• _Records shown_:
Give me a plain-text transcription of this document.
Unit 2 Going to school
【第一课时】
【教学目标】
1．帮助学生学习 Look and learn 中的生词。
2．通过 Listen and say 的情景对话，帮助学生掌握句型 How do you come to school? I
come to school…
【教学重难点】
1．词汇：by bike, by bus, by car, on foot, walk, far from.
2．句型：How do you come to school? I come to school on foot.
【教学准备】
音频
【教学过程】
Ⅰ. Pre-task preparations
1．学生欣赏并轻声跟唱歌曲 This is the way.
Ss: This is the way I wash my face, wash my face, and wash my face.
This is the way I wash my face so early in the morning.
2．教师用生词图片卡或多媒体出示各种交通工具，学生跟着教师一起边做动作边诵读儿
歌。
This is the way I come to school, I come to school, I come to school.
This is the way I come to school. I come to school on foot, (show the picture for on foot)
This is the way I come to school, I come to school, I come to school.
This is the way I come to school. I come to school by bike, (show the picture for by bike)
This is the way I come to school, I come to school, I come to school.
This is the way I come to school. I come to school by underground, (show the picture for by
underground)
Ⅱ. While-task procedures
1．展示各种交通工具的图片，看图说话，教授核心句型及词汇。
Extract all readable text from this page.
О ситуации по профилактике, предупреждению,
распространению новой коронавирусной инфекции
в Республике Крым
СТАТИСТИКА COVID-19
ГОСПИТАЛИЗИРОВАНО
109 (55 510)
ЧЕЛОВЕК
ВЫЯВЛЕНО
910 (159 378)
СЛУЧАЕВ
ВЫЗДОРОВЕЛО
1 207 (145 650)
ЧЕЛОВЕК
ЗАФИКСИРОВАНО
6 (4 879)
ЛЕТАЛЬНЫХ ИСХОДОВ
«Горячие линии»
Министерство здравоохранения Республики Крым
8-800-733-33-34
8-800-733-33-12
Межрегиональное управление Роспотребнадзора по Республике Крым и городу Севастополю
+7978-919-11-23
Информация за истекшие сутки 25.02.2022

• _Task objective_:
In the listing above, find the lines holding the word "school" and copy them.

• _Worked answer_:
Unit 2 Going to school
2．通过 Listen and say 的情景对话，帮助学生掌握句型 How do you come to school? I
come to school…
2．句型：How do you come to school? I come to school on foot.
This is the way I come to school, I come to school, I come to school.
This is the way I come to school. I come to school on foot, (show the picture for on foot)
This is the way I come to school, I come to school, I come to school.
This is the way I come to school. I come to school by bike, (show the picture for by bike)
This is the way I come to school, I come to school, I come to school.
This is the way I come to school. I come to school by underground, (show the picture for by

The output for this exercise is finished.